## TASK STATEMENT
Pick out each line below containing "Evolution".

* BEGIN DATA LINES *

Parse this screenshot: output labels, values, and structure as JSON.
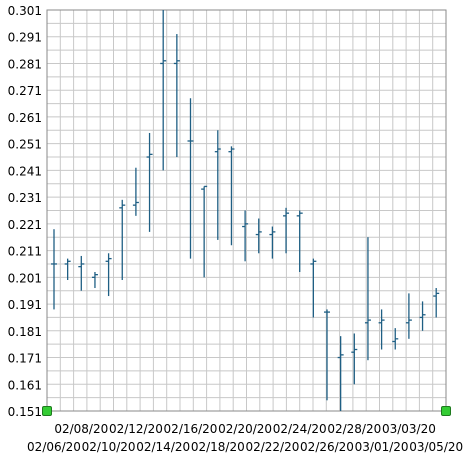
{
  "chart_data": {
    "type": "ohlc",
    "title": "",
    "xlabel": "",
    "ylabel": "",
    "ylim": [
      0.151,
      0.301
    ],
    "y_ticks": [
      "0.151",
      "0.161",
      "0.171",
      "0.181",
      "0.191",
      "0.201",
      "0.211",
      "0.221",
      "0.231",
      "0.241",
      "0.251",
      "0.261",
      "0.271",
      "0.281",
      "0.291",
      "0.301"
    ],
    "x_ticks_top": [
      "02/08/20",
      "02/12/20",
      "02/16/20",
      "02/20/20",
      "02/24/20",
      "02/28/20",
      "03/03/20"
    ],
    "x_ticks_bottom": [
      "02/06/20",
      "02/10/20",
      "02/14/20",
      "02/18/20",
      "02/22/20",
      "02/26/20",
      "03/01/20",
      "03/05/20"
    ],
    "grid": true,
    "colors": {
      "bar": "#1f5f84",
      "grid": "#c8c8c8",
      "frame": "#8a8a8a",
      "marker": "#33cc33"
    },
    "candles": [
      {
        "date": "02/06/20",
        "open": 0.206,
        "high": 0.219,
        "low": 0.189,
        "close": 0.206
      },
      {
        "date": "02/07/20",
        "open": 0.206,
        "high": 0.208,
        "low": 0.2,
        "close": 0.207
      },
      {
        "date": "02/08/20",
        "open": 0.205,
        "high": 0.209,
        "low": 0.196,
        "close": 0.206
      },
      {
        "date": "02/09/20",
        "open": 0.201,
        "high": 0.203,
        "low": 0.197,
        "close": 0.202
      },
      {
        "date": "02/10/20",
        "open": 0.207,
        "high": 0.21,
        "low": 0.194,
        "close": 0.208
      },
      {
        "date": "02/11/20",
        "open": 0.227,
        "high": 0.23,
        "low": 0.2,
        "close": 0.228
      },
      {
        "date": "02/12/20",
        "open": 0.228,
        "high": 0.242,
        "low": 0.224,
        "close": 0.229
      },
      {
        "date": "02/13/20",
        "open": 0.246,
        "high": 0.255,
        "low": 0.218,
        "close": 0.247
      },
      {
        "date": "02/14/20",
        "open": 0.281,
        "high": 0.301,
        "low": 0.241,
        "close": 0.282
      },
      {
        "date": "02/15/20",
        "open": 0.281,
        "high": 0.292,
        "low": 0.246,
        "close": 0.282
      },
      {
        "date": "02/16/20",
        "open": 0.252,
        "high": 0.268,
        "low": 0.208,
        "close": 0.252
      },
      {
        "date": "02/17/20",
        "open": 0.234,
        "high": 0.235,
        "low": 0.201,
        "close": 0.235
      },
      {
        "date": "02/18/20",
        "open": 0.248,
        "high": 0.256,
        "low": 0.215,
        "close": 0.249
      },
      {
        "date": "02/19/20",
        "open": 0.248,
        "high": 0.25,
        "low": 0.213,
        "close": 0.249
      },
      {
        "date": "02/20/20",
        "open": 0.22,
        "high": 0.226,
        "low": 0.207,
        "close": 0.221
      },
      {
        "date": "02/21/20",
        "open": 0.217,
        "high": 0.223,
        "low": 0.21,
        "close": 0.218
      },
      {
        "date": "02/22/20",
        "open": 0.217,
        "high": 0.22,
        "low": 0.208,
        "close": 0.218
      },
      {
        "date": "02/23/20",
        "open": 0.224,
        "high": 0.227,
        "low": 0.21,
        "close": 0.225
      },
      {
        "date": "02/24/20",
        "open": 0.224,
        "high": 0.226,
        "low": 0.203,
        "close": 0.225
      },
      {
        "date": "02/25/20",
        "open": 0.206,
        "high": 0.208,
        "low": 0.186,
        "close": 0.207
      },
      {
        "date": "02/26/20",
        "open": 0.188,
        "high": 0.189,
        "low": 0.155,
        "close": 0.188
      },
      {
        "date": "02/27/20",
        "open": 0.171,
        "high": 0.179,
        "low": 0.151,
        "close": 0.172
      },
      {
        "date": "02/28/20",
        "open": 0.173,
        "high": 0.18,
        "low": 0.161,
        "close": 0.174
      },
      {
        "date": "02/29/20",
        "open": 0.184,
        "high": 0.216,
        "low": 0.17,
        "close": 0.185
      },
      {
        "date": "03/01/20",
        "open": 0.184,
        "high": 0.189,
        "low": 0.174,
        "close": 0.185
      },
      {
        "date": "03/02/20",
        "open": 0.177,
        "high": 0.182,
        "low": 0.174,
        "close": 0.178
      },
      {
        "date": "03/03/20",
        "open": 0.184,
        "high": 0.195,
        "low": 0.178,
        "close": 0.185
      },
      {
        "date": "03/04/20",
        "open": 0.186,
        "high": 0.192,
        "low": 0.181,
        "close": 0.187
      },
      {
        "date": "03/05/20",
        "open": 0.194,
        "high": 0.197,
        "low": 0.186,
        "close": 0.195
      }
    ]
  }
}
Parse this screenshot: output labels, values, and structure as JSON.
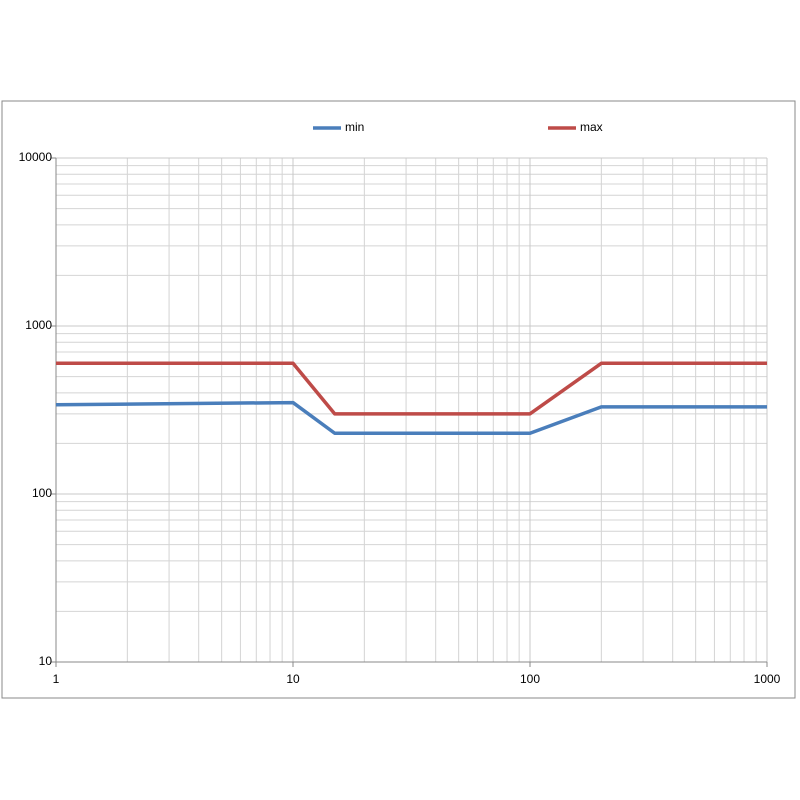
{
  "chart_data": {
    "type": "line",
    "x": [
      1,
      10,
      15,
      100,
      200,
      1000
    ],
    "series": [
      {
        "name": "min",
        "color": "#4a7ebb",
        "values": [
          340,
          350,
          230,
          230,
          330,
          330
        ]
      },
      {
        "name": "max",
        "color": "#be4b48",
        "values": [
          600,
          600,
          300,
          300,
          600,
          600
        ]
      }
    ],
    "xlim": [
      1,
      1000
    ],
    "ylim": [
      10,
      10000
    ],
    "xticks": [
      1,
      10,
      100,
      1000
    ],
    "yticks": [
      10,
      100,
      1000,
      10000
    ],
    "xscale": "log",
    "yscale": "log",
    "grid": true,
    "legend": "top"
  }
}
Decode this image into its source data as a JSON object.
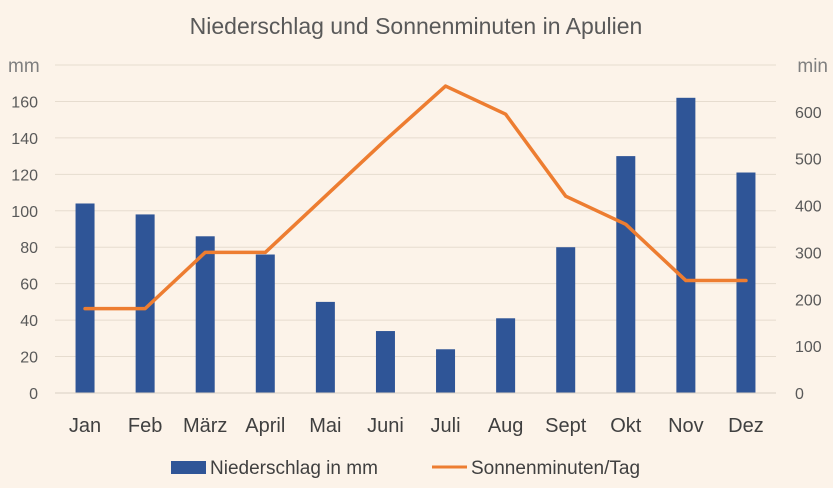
{
  "chart_data": {
    "type": "bar+line",
    "title": "Niederschlag und Sonnenminuten in Apulien",
    "y_left_unit": "mm",
    "y_right_unit": "min",
    "y_left_lim": [
      0,
      180
    ],
    "y_right_lim": [
      0,
      700
    ],
    "y_left_ticks": [
      "0",
      "20",
      "40",
      "60",
      "80",
      "100",
      "120",
      "140",
      "160"
    ],
    "y_right_ticks": [
      "0",
      "100",
      "200",
      "300",
      "400",
      "500",
      "600"
    ],
    "categories": [
      "Jan",
      "Feb",
      "März",
      "April",
      "Mai",
      "Juni",
      "Juli",
      "Aug",
      "Sept",
      "Okt",
      "Nov",
      "Dez"
    ],
    "series": [
      {
        "name": "Niederschlag in mm",
        "type": "bar",
        "axis": "left",
        "color": "#2f5597",
        "values": [
          104,
          98,
          86,
          76,
          50,
          34,
          24,
          41,
          80,
          130,
          162,
          121
        ]
      },
      {
        "name": "Sonnenminuten/Tag",
        "type": "line",
        "axis": "right",
        "color": "#ed7d31",
        "values": [
          180,
          180,
          300,
          300,
          420,
          540,
          655,
          595,
          420,
          360,
          240,
          240
        ]
      }
    ],
    "grid": true,
    "legend_position": "bottom"
  }
}
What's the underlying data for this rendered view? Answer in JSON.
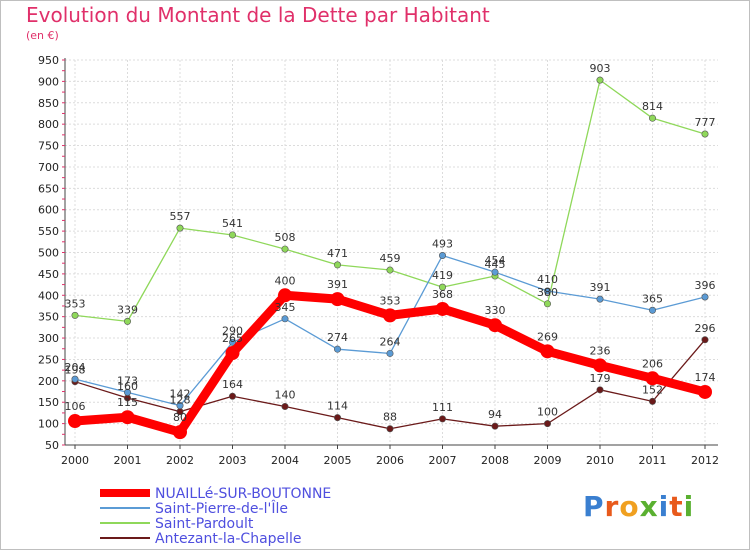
{
  "title": "Evolution du Montant de la Dette par Habitant",
  "subtitle": "(en €)",
  "logo_text": "Proxiti",
  "chart_data": {
    "type": "line",
    "title": "Evolution du Montant de la Dette par Habitant",
    "subtitle": "(en €)",
    "x": [
      "2000",
      "2001",
      "2002",
      "2003",
      "2004",
      "2005",
      "2006",
      "2007",
      "2008",
      "2009",
      "2010",
      "2011",
      "2012"
    ],
    "ylim": [
      50,
      950
    ],
    "yticks": [
      50,
      100,
      150,
      200,
      250,
      300,
      350,
      400,
      450,
      500,
      550,
      600,
      650,
      700,
      750,
      800,
      850,
      900,
      950
    ],
    "grid": true,
    "legend_position": "bottom-left",
    "series": [
      {
        "name": "NUAILLé-SUR-BOUTONNE",
        "color": "#ff0000",
        "values": [
          106,
          115,
          80,
          265,
          400,
          391,
          353,
          368,
          330,
          269,
          236,
          206,
          174
        ]
      },
      {
        "name": "Saint-Pierre-de-l'Île",
        "color": "#5b9bd5",
        "values": [
          204,
          173,
          142,
          290,
          345,
          274,
          264,
          493,
          454,
          410,
          391,
          365,
          396
        ]
      },
      {
        "name": "Saint-Pardoult",
        "color": "#8fd85a",
        "values": [
          353,
          339,
          557,
          541,
          508,
          471,
          459,
          419,
          445,
          380,
          903,
          814,
          777
        ]
      },
      {
        "name": "Antezant-la-Chapelle",
        "color": "#6b1a1a",
        "values": [
          198,
          160,
          128,
          164,
          140,
          114,
          88,
          111,
          94,
          100,
          179,
          152,
          296
        ]
      }
    ]
  }
}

* END DATA LINES *

## REPLY TO THE EXERCISE
  "title": "Evolution du Montant de la Dette par Habitant",
    "title": "Evolution du Montant de la Dette par Habitant",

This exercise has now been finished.